**Dataset records on visual material**

========

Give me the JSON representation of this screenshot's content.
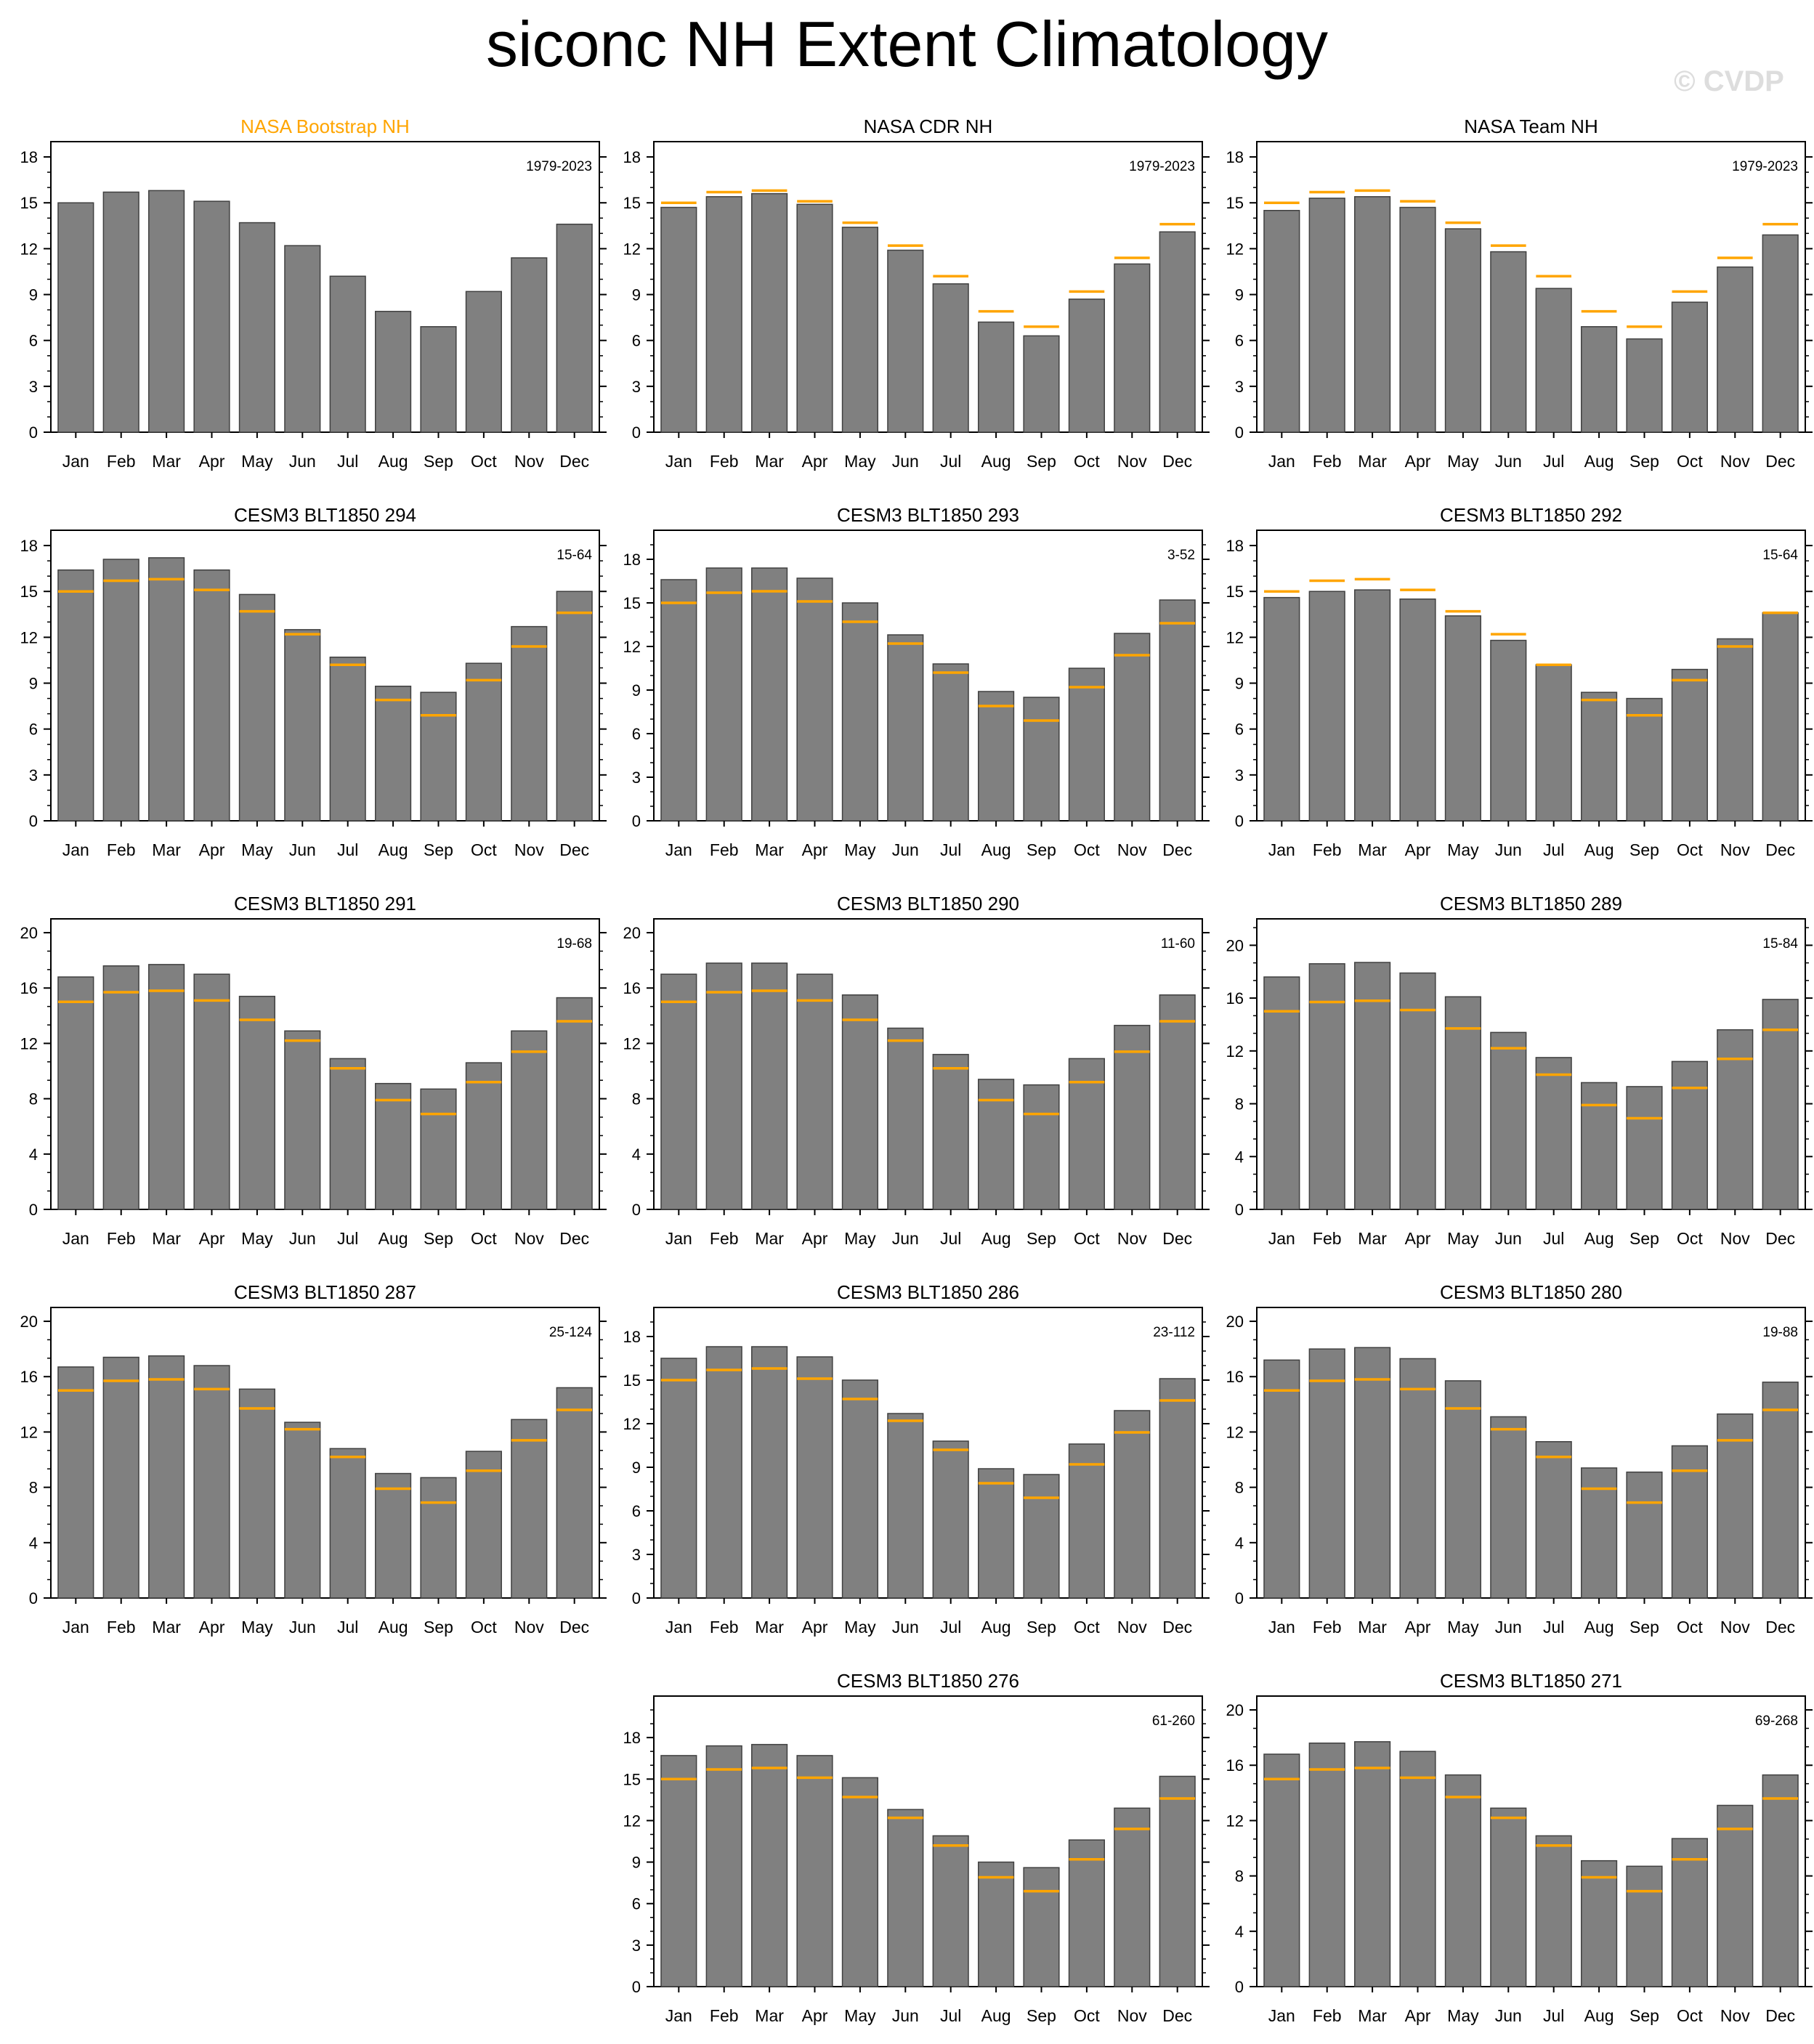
{
  "page": {
    "title": "siconc NH Extent Climatology",
    "watermark": "© CVDP",
    "colors": {
      "bar": "#808080",
      "bar_edge": "#404040",
      "reference": "#ffa500",
      "reference_title": "#ffa500"
    },
    "months": [
      "Jan",
      "Feb",
      "Mar",
      "Apr",
      "May",
      "Jun",
      "Jul",
      "Aug",
      "Sep",
      "Oct",
      "Nov",
      "Dec"
    ]
  },
  "reference": [
    15.0,
    15.7,
    15.8,
    15.1,
    13.7,
    12.2,
    10.2,
    7.9,
    6.9,
    9.2,
    11.4,
    13.6
  ],
  "chart_data": [
    {
      "type": "bar",
      "title": "NASA Bootstrap NH",
      "period": "1979-2023",
      "ylim": [
        0,
        19
      ],
      "yticks": [
        0,
        3,
        6,
        9,
        12,
        15,
        18
      ],
      "values": [
        15.0,
        15.7,
        15.8,
        15.1,
        13.7,
        12.2,
        10.2,
        7.9,
        6.9,
        9.2,
        11.4,
        13.6
      ],
      "show_reference": false,
      "title_is_reference": true
    },
    {
      "type": "bar",
      "title": "NASA CDR NH",
      "period": "1979-2023",
      "ylim": [
        0,
        19
      ],
      "yticks": [
        0,
        3,
        6,
        9,
        12,
        15,
        18
      ],
      "values": [
        14.7,
        15.4,
        15.6,
        14.9,
        13.4,
        11.9,
        9.7,
        7.2,
        6.3,
        8.7,
        11.0,
        13.1
      ],
      "show_reference": true
    },
    {
      "type": "bar",
      "title": "NASA Team NH",
      "period": "1979-2023",
      "ylim": [
        0,
        19
      ],
      "yticks": [
        0,
        3,
        6,
        9,
        12,
        15,
        18
      ],
      "values": [
        14.5,
        15.3,
        15.4,
        14.7,
        13.3,
        11.8,
        9.4,
        6.9,
        6.1,
        8.5,
        10.8,
        12.9
      ],
      "show_reference": true
    },
    {
      "type": "bar",
      "title": "CESM3 BLT1850 294",
      "period": "15-64",
      "ylim": [
        0,
        19
      ],
      "yticks": [
        0,
        3,
        6,
        9,
        12,
        15,
        18
      ],
      "values": [
        16.4,
        17.1,
        17.2,
        16.4,
        14.8,
        12.5,
        10.7,
        8.8,
        8.4,
        10.3,
        12.7,
        15.0
      ],
      "show_reference": true
    },
    {
      "type": "bar",
      "title": "CESM3 BLT1850 293",
      "period": "3-52",
      "ylim": [
        0,
        20
      ],
      "yticks": [
        0,
        3,
        6,
        9,
        12,
        15,
        18
      ],
      "values": [
        16.6,
        17.4,
        17.4,
        16.7,
        15.0,
        12.8,
        10.8,
        8.9,
        8.5,
        10.5,
        12.9,
        15.2
      ],
      "show_reference": true
    },
    {
      "type": "bar",
      "title": "CESM3 BLT1850 292",
      "period": "15-64",
      "ylim": [
        0,
        19
      ],
      "yticks": [
        0,
        3,
        6,
        9,
        12,
        15,
        18
      ],
      "values": [
        14.6,
        15.0,
        15.1,
        14.5,
        13.4,
        11.8,
        10.2,
        8.4,
        8.0,
        9.9,
        11.9,
        13.6
      ],
      "show_reference": true
    },
    {
      "type": "bar",
      "title": "CESM3 BLT1850 291",
      "period": "19-68",
      "ylim": [
        0,
        21
      ],
      "yticks": [
        0,
        4,
        8,
        12,
        16,
        20
      ],
      "values": [
        16.8,
        17.6,
        17.7,
        17.0,
        15.4,
        12.9,
        10.9,
        9.1,
        8.7,
        10.6,
        12.9,
        15.3
      ],
      "show_reference": true
    },
    {
      "type": "bar",
      "title": "CESM3 BLT1850 290",
      "period": "11-60",
      "ylim": [
        0,
        21
      ],
      "yticks": [
        0,
        4,
        8,
        12,
        16,
        20
      ],
      "values": [
        17.0,
        17.8,
        17.8,
        17.0,
        15.5,
        13.1,
        11.2,
        9.4,
        9.0,
        10.9,
        13.3,
        15.5
      ],
      "show_reference": true
    },
    {
      "type": "bar",
      "title": "CESM3 BLT1850 289",
      "period": "15-84",
      "ylim": [
        0,
        22
      ],
      "yticks": [
        0,
        4,
        8,
        12,
        16,
        20
      ],
      "values": [
        17.6,
        18.6,
        18.7,
        17.9,
        16.1,
        13.4,
        11.5,
        9.6,
        9.3,
        11.2,
        13.6,
        15.9
      ],
      "show_reference": true
    },
    {
      "type": "bar",
      "title": "CESM3 BLT1850 287",
      "period": "25-124",
      "ylim": [
        0,
        21
      ],
      "yticks": [
        0,
        4,
        8,
        12,
        16,
        20
      ],
      "values": [
        16.7,
        17.4,
        17.5,
        16.8,
        15.1,
        12.7,
        10.8,
        9.0,
        8.7,
        10.6,
        12.9,
        15.2
      ],
      "show_reference": true
    },
    {
      "type": "bar",
      "title": "CESM3 BLT1850 286",
      "period": "23-112",
      "ylim": [
        0,
        20
      ],
      "yticks": [
        0,
        3,
        6,
        9,
        12,
        15,
        18
      ],
      "values": [
        16.5,
        17.3,
        17.3,
        16.6,
        15.0,
        12.7,
        10.8,
        8.9,
        8.5,
        10.6,
        12.9,
        15.1
      ],
      "show_reference": true
    },
    {
      "type": "bar",
      "title": "CESM3 BLT1850 280",
      "period": "19-88",
      "ylim": [
        0,
        21
      ],
      "yticks": [
        0,
        4,
        8,
        12,
        16,
        20
      ],
      "values": [
        17.2,
        18.0,
        18.1,
        17.3,
        15.7,
        13.1,
        11.3,
        9.4,
        9.1,
        11.0,
        13.3,
        15.6
      ],
      "show_reference": true
    },
    {
      "type": "bar",
      "title": "CESM3 BLT1850 276",
      "period": "61-260",
      "ylim": [
        0,
        21
      ],
      "yticks": [
        0,
        3,
        6,
        9,
        12,
        15,
        18
      ],
      "values": [
        16.7,
        17.4,
        17.5,
        16.7,
        15.1,
        12.8,
        10.9,
        9.0,
        8.6,
        10.6,
        12.9,
        15.2
      ],
      "show_reference": true
    },
    {
      "type": "bar",
      "title": "CESM3 BLT1850 271",
      "period": "69-268",
      "ylim": [
        0,
        21
      ],
      "yticks": [
        0,
        4,
        8,
        12,
        16,
        20
      ],
      "values": [
        16.8,
        17.6,
        17.7,
        17.0,
        15.3,
        12.9,
        10.9,
        9.1,
        8.7,
        10.7,
        13.1,
        15.3
      ],
      "show_reference": true
    }
  ]
}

========

**Work to do**
The listing above must be printed again exactly, minus its pictures.

**Response**
Give me the JSON representation of this screenshot's content.
{
  "page": {
    "title": "siconc NH Extent Climatology",
    "watermark": "© CVDP",
    "colors": {
      "bar": "#808080",
      "bar_edge": "#404040",
      "reference": "#ffa500",
      "reference_title": "#ffa500"
    },
    "months": [
      "Jan",
      "Feb",
      "Mar",
      "Apr",
      "May",
      "Jun",
      "Jul",
      "Aug",
      "Sep",
      "Oct",
      "Nov",
      "Dec"
    ]
  },
  "reference": [
    15.0,
    15.7,
    15.8,
    15.1,
    13.7,
    12.2,
    10.2,
    7.9,
    6.9,
    9.2,
    11.4,
    13.6
  ],
  "chart_data": [
    {
      "type": "bar",
      "title": "NASA Bootstrap NH",
      "period": "1979-2023",
      "ylim": [
        0,
        19
      ],
      "yticks": [
        0,
        3,
        6,
        9,
        12,
        15,
        18
      ],
      "values": [
        15.0,
        15.7,
        15.8,
        15.1,
        13.7,
        12.2,
        10.2,
        7.9,
        6.9,
        9.2,
        11.4,
        13.6
      ],
      "show_reference": false,
      "title_is_reference": true
    },
    {
      "type": "bar",
      "title": "NASA CDR NH",
      "period": "1979-2023",
      "ylim": [
        0,
        19
      ],
      "yticks": [
        0,
        3,
        6,
        9,
        12,
        15,
        18
      ],
      "values": [
        14.7,
        15.4,
        15.6,
        14.9,
        13.4,
        11.9,
        9.7,
        7.2,
        6.3,
        8.7,
        11.0,
        13.1
      ],
      "show_reference": true
    },
    {
      "type": "bar",
      "title": "NASA Team NH",
      "period": "1979-2023",
      "ylim": [
        0,
        19
      ],
      "yticks": [
        0,
        3,
        6,
        9,
        12,
        15,
        18
      ],
      "values": [
        14.5,
        15.3,
        15.4,
        14.7,
        13.3,
        11.8,
        9.4,
        6.9,
        6.1,
        8.5,
        10.8,
        12.9
      ],
      "show_reference": true
    },
    {
      "type": "bar",
      "title": "CESM3 BLT1850 294",
      "period": "15-64",
      "ylim": [
        0,
        19
      ],
      "yticks": [
        0,
        3,
        6,
        9,
        12,
        15,
        18
      ],
      "values": [
        16.4,
        17.1,
        17.2,
        16.4,
        14.8,
        12.5,
        10.7,
        8.8,
        8.4,
        10.3,
        12.7,
        15.0
      ],
      "show_reference": true
    },
    {
      "type": "bar",
      "title": "CESM3 BLT1850 293",
      "period": "3-52",
      "ylim": [
        0,
        20
      ],
      "yticks": [
        0,
        3,
        6,
        9,
        12,
        15,
        18
      ],
      "values": [
        16.6,
        17.4,
        17.4,
        16.7,
        15.0,
        12.8,
        10.8,
        8.9,
        8.5,
        10.5,
        12.9,
        15.2
      ],
      "show_reference": true
    },
    {
      "type": "bar",
      "title": "CESM3 BLT1850 292",
      "period": "15-64",
      "ylim": [
        0,
        19
      ],
      "yticks": [
        0,
        3,
        6,
        9,
        12,
        15,
        18
      ],
      "values": [
        14.6,
        15.0,
        15.1,
        14.5,
        13.4,
        11.8,
        10.2,
        8.4,
        8.0,
        9.9,
        11.9,
        13.6
      ],
      "show_reference": true
    },
    {
      "type": "bar",
      "title": "CESM3 BLT1850 291",
      "period": "19-68",
      "ylim": [
        0,
        21
      ],
      "yticks": [
        0,
        4,
        8,
        12,
        16,
        20
      ],
      "values": [
        16.8,
        17.6,
        17.7,
        17.0,
        15.4,
        12.9,
        10.9,
        9.1,
        8.7,
        10.6,
        12.9,
        15.3
      ],
      "show_reference": true
    },
    {
      "type": "bar",
      "title": "CESM3 BLT1850 290",
      "period": "11-60",
      "ylim": [
        0,
        21
      ],
      "yticks": [
        0,
        4,
        8,
        12,
        16,
        20
      ],
      "values": [
        17.0,
        17.8,
        17.8,
        17.0,
        15.5,
        13.1,
        11.2,
        9.4,
        9.0,
        10.9,
        13.3,
        15.5
      ],
      "show_reference": true
    },
    {
      "type": "bar",
      "title": "CESM3 BLT1850 289",
      "period": "15-84",
      "ylim": [
        0,
        22
      ],
      "yticks": [
        0,
        4,
        8,
        12,
        16,
        20
      ],
      "values": [
        17.6,
        18.6,
        18.7,
        17.9,
        16.1,
        13.4,
        11.5,
        9.6,
        9.3,
        11.2,
        13.6,
        15.9
      ],
      "show_reference": true
    },
    {
      "type": "bar",
      "title": "CESM3 BLT1850 287",
      "period": "25-124",
      "ylim": [
        0,
        21
      ],
      "yticks": [
        0,
        4,
        8,
        12,
        16,
        20
      ],
      "values": [
        16.7,
        17.4,
        17.5,
        16.8,
        15.1,
        12.7,
        10.8,
        9.0,
        8.7,
        10.6,
        12.9,
        15.2
      ],
      "show_reference": true
    },
    {
      "type": "bar",
      "title": "CESM3 BLT1850 286",
      "period": "23-112",
      "ylim": [
        0,
        20
      ],
      "yticks": [
        0,
        3,
        6,
        9,
        12,
        15,
        18
      ],
      "values": [
        16.5,
        17.3,
        17.3,
        16.6,
        15.0,
        12.7,
        10.8,
        8.9,
        8.5,
        10.6,
        12.9,
        15.1
      ],
      "show_reference": true
    },
    {
      "type": "bar",
      "title": "CESM3 BLT1850 280",
      "period": "19-88",
      "ylim": [
        0,
        21
      ],
      "yticks": [
        0,
        4,
        8,
        12,
        16,
        20
      ],
      "values": [
        17.2,
        18.0,
        18.1,
        17.3,
        15.7,
        13.1,
        11.3,
        9.4,
        9.1,
        11.0,
        13.3,
        15.6
      ],
      "show_reference": true
    },
    {
      "type": "bar",
      "title": "CESM3 BLT1850 276",
      "period": "61-260",
      "ylim": [
        0,
        21
      ],
      "yticks": [
        0,
        3,
        6,
        9,
        12,
        15,
        18
      ],
      "values": [
        16.7,
        17.4,
        17.5,
        16.7,
        15.1,
        12.8,
        10.9,
        9.0,
        8.6,
        10.6,
        12.9,
        15.2
      ],
      "show_reference": true
    },
    {
      "type": "bar",
      "title": "CESM3 BLT1850 271",
      "period": "69-268",
      "ylim": [
        0,
        21
      ],
      "yticks": [
        0,
        4,
        8,
        12,
        16,
        20
      ],
      "values": [
        16.8,
        17.6,
        17.7,
        17.0,
        15.3,
        12.9,
        10.9,
        9.1,
        8.7,
        10.7,
        13.1,
        15.3
      ],
      "show_reference": true
    }
  ]
}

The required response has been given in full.